— Start EXERCISE INPUTS —

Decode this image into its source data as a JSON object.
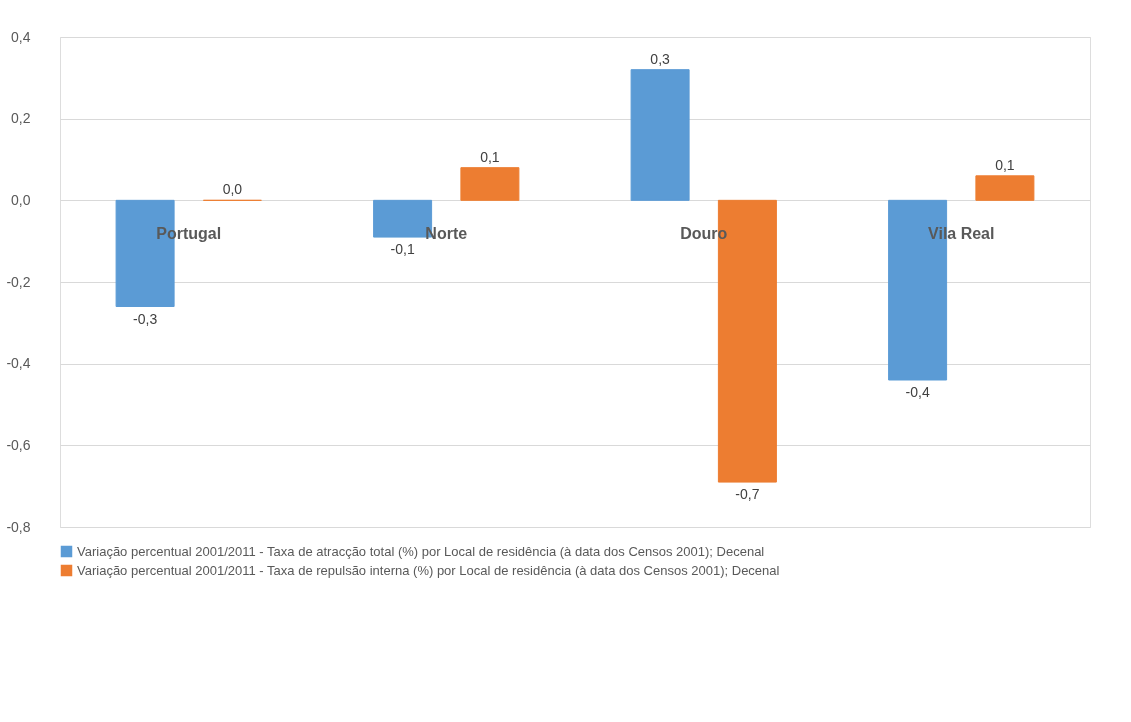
{
  "chart_data": {
    "type": "bar",
    "categories": [
      "Portugal",
      "Norte",
      "Douro",
      "Vila Real"
    ],
    "series": [
      {
        "name": "Variação percentual 2001/2011 - Taxa de atracção total (%) por Local de residência (à data dos Censos 2001); Decenal",
        "color": "#5b9bd5",
        "values": [
          -0.26,
          -0.09,
          0.32,
          -0.44
        ],
        "value_labels": [
          "-0,3",
          "-0,1",
          "0,3",
          "-0,4"
        ]
      },
      {
        "name": "Variação percentual 2001/2011 - Taxa de repulsão interna (%) por Local de residência (à data dos Censos 2001); Decenal",
        "color": "#ed7d31",
        "values": [
          0.0,
          0.08,
          -0.69,
          0.06
        ],
        "value_labels": [
          "0,0",
          "0,1",
          "-0,7",
          "0,1"
        ]
      }
    ],
    "ylim": [
      -0.8,
      0.4
    ],
    "yticks": [
      {
        "value": -0.8,
        "label": "-0,8"
      },
      {
        "value": -0.6,
        "label": "-0,6"
      },
      {
        "value": -0.4,
        "label": "-0,4"
      },
      {
        "value": -0.2,
        "label": "-0,2"
      },
      {
        "value": 0,
        "label": "0,0"
      },
      {
        "value": 0.2,
        "label": "0,2"
      },
      {
        "value": 0.4,
        "label": "0,4"
      }
    ],
    "grid": "y",
    "legend": "bottom"
  }
}
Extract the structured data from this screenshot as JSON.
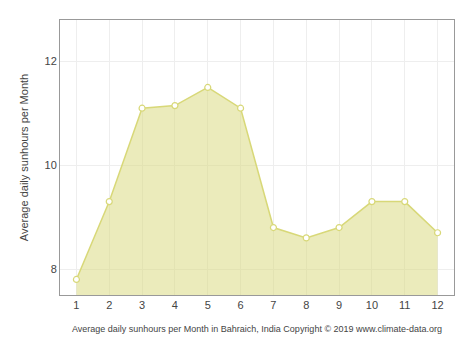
{
  "chart_data": {
    "type": "area",
    "x": [
      1,
      2,
      3,
      4,
      5,
      6,
      7,
      8,
      9,
      10,
      11,
      12
    ],
    "values": [
      7.8,
      9.3,
      11.1,
      11.15,
      11.5,
      11.1,
      8.8,
      8.6,
      8.8,
      9.3,
      9.3,
      8.7
    ],
    "color": "#D8D878",
    "marker": "circle",
    "xlim": [
      0.5,
      12.5
    ],
    "ylim": [
      7.5,
      12.8
    ],
    "xticks": [
      1,
      2,
      3,
      4,
      5,
      6,
      7,
      8,
      9,
      10,
      11,
      12
    ],
    "yticks": [
      8,
      10,
      12
    ],
    "ylabel": "Average daily sunhours per Month",
    "xlabel": "Average daily sunhours per Month in Bahraich, India Copyright © 2019 www.climate-data.org",
    "grid": true
  }
}
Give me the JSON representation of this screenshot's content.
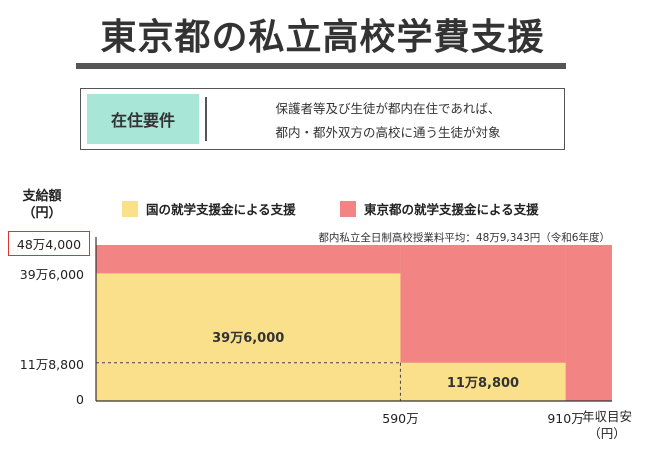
{
  "header": {
    "title": "東京都の私立高校学費支援"
  },
  "requirements": {
    "tag": "在住要件",
    "line1": "保護者等及び生徒が都内在住であれば、",
    "line2": "都内・都外双方の高校に通う生徒が対象"
  },
  "chart_data": {
    "type": "area",
    "ylabel_line1": "支給額",
    "ylabel_line2": "（円）",
    "xlabel_line1": "年収目安",
    "xlabel_line2": "（円）",
    "legend": [
      {
        "name": "国の就学支援金による支援",
        "color": "#fbe08c"
      },
      {
        "name": "東京都の就学支援金による支援",
        "color": "#f28484"
      }
    ],
    "note": "都内私立全日制高校授業料平均：48万9,343円（令和6年度）",
    "yticks": [
      {
        "label": "48万4,000",
        "value": 484000,
        "highlight": true
      },
      {
        "label": "39万6,000",
        "value": 396000,
        "highlight": false
      },
      {
        "label": "11万8,800",
        "value": 118800,
        "highlight": false
      },
      {
        "label": "0",
        "value": 0,
        "highlight": false
      }
    ],
    "xticks": [
      {
        "label": "590万",
        "value": 590
      },
      {
        "label": "910万",
        "value": 910
      }
    ],
    "segments": [
      {
        "x_from": 0,
        "x_to": 590,
        "national": 396000,
        "total": 484000,
        "label": "39万6,000"
      },
      {
        "x_from": 590,
        "x_to": 910,
        "national": 118800,
        "total": 484000,
        "label": "11万8,800"
      },
      {
        "x_from": 910,
        "x_to": 1000,
        "national": 0,
        "total": 484000,
        "label": ""
      }
    ],
    "ylim": [
      0,
      484000
    ],
    "xlim": [
      0,
      1000
    ]
  }
}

— End EXERCISE INPUTS —

▶ _GOAL_
Print only the lines from the line that contains "Give me the" to the final line of the data, inclusive. Pictures stay out.

▶ _ANSWER TO THIS TASK_
Give me the JSON representation of this screenshot's content.
{
  "header": {
    "title": "東京都の私立高校学費支援"
  },
  "requirements": {
    "tag": "在住要件",
    "line1": "保護者等及び生徒が都内在住であれば、",
    "line2": "都内・都外双方の高校に通う生徒が対象"
  },
  "chart_data": {
    "type": "area",
    "ylabel_line1": "支給額",
    "ylabel_line2": "（円）",
    "xlabel_line1": "年収目安",
    "xlabel_line2": "（円）",
    "legend": [
      {
        "name": "国の就学支援金による支援",
        "color": "#fbe08c"
      },
      {
        "name": "東京都の就学支援金による支援",
        "color": "#f28484"
      }
    ],
    "note": "都内私立全日制高校授業料平均：48万9,343円（令和6年度）",
    "yticks": [
      {
        "label": "48万4,000",
        "value": 484000,
        "highlight": true
      },
      {
        "label": "39万6,000",
        "value": 396000,
        "highlight": false
      },
      {
        "label": "11万8,800",
        "value": 118800,
        "highlight": false
      },
      {
        "label": "0",
        "value": 0,
        "highlight": false
      }
    ],
    "xticks": [
      {
        "label": "590万",
        "value": 590
      },
      {
        "label": "910万",
        "value": 910
      }
    ],
    "segments": [
      {
        "x_from": 0,
        "x_to": 590,
        "national": 396000,
        "total": 484000,
        "label": "39万6,000"
      },
      {
        "x_from": 590,
        "x_to": 910,
        "national": 118800,
        "total": 484000,
        "label": "11万8,800"
      },
      {
        "x_from": 910,
        "x_to": 1000,
        "national": 0,
        "total": 484000,
        "label": ""
      }
    ],
    "ylim": [
      0,
      484000
    ],
    "xlim": [
      0,
      1000
    ]
  }
}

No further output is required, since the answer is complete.